→ EXERCISE GOAL
Omit the images, then output each of the records below exactly.
-- Begin --
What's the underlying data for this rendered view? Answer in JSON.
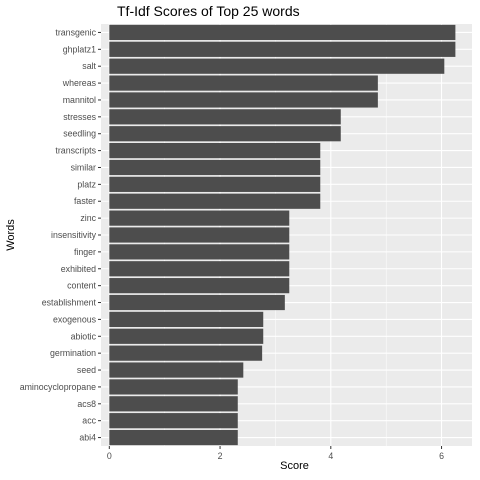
{
  "chart_data": {
    "type": "bar",
    "orientation": "horizontal",
    "title": "Tf-Idf Scores of Top 25 words",
    "xlabel": "Score",
    "ylabel": "Words",
    "xlim": [
      -0.15,
      6.55
    ],
    "xticks": [
      0,
      2,
      4,
      6
    ],
    "grid": true,
    "legend": "none",
    "categories": [
      "transgenic",
      "ghplatz1",
      "salt",
      "whereas",
      "mannitol",
      "stresses",
      "seedling",
      "transcripts",
      "similar",
      "platz",
      "faster",
      "zinc",
      "insensitivity",
      "finger",
      "exhibited",
      "content",
      "establishment",
      "exogenous",
      "abiotic",
      "germination",
      "seed",
      "aminocyclopropane",
      "acs8",
      "acc",
      "abi4"
    ],
    "values": [
      6.25,
      6.25,
      6.05,
      4.85,
      4.85,
      4.18,
      4.18,
      3.81,
      3.81,
      3.81,
      3.81,
      3.25,
      3.25,
      3.25,
      3.25,
      3.25,
      3.17,
      2.78,
      2.78,
      2.76,
      2.42,
      2.32,
      2.32,
      2.32,
      2.32
    ],
    "bar_color": "#4d4d4d",
    "panel_color": "#ebebeb",
    "grid_color": "#ffffff"
  }
}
-- End --
→ EXERCISE SOLUTION
What's the underlying data for this rendered view? Answer in JSON.
{
  "chart_data": {
    "type": "bar",
    "orientation": "horizontal",
    "title": "Tf-Idf Scores of Top 25 words",
    "xlabel": "Score",
    "ylabel": "Words",
    "xlim": [
      -0.15,
      6.55
    ],
    "xticks": [
      0,
      2,
      4,
      6
    ],
    "grid": true,
    "legend": "none",
    "categories": [
      "transgenic",
      "ghplatz1",
      "salt",
      "whereas",
      "mannitol",
      "stresses",
      "seedling",
      "transcripts",
      "similar",
      "platz",
      "faster",
      "zinc",
      "insensitivity",
      "finger",
      "exhibited",
      "content",
      "establishment",
      "exogenous",
      "abiotic",
      "germination",
      "seed",
      "aminocyclopropane",
      "acs8",
      "acc",
      "abi4"
    ],
    "values": [
      6.25,
      6.25,
      6.05,
      4.85,
      4.85,
      4.18,
      4.18,
      3.81,
      3.81,
      3.81,
      3.81,
      3.25,
      3.25,
      3.25,
      3.25,
      3.25,
      3.17,
      2.78,
      2.78,
      2.76,
      2.42,
      2.32,
      2.32,
      2.32,
      2.32
    ],
    "bar_color": "#4d4d4d",
    "panel_color": "#ebebeb",
    "grid_color": "#ffffff"
  }
}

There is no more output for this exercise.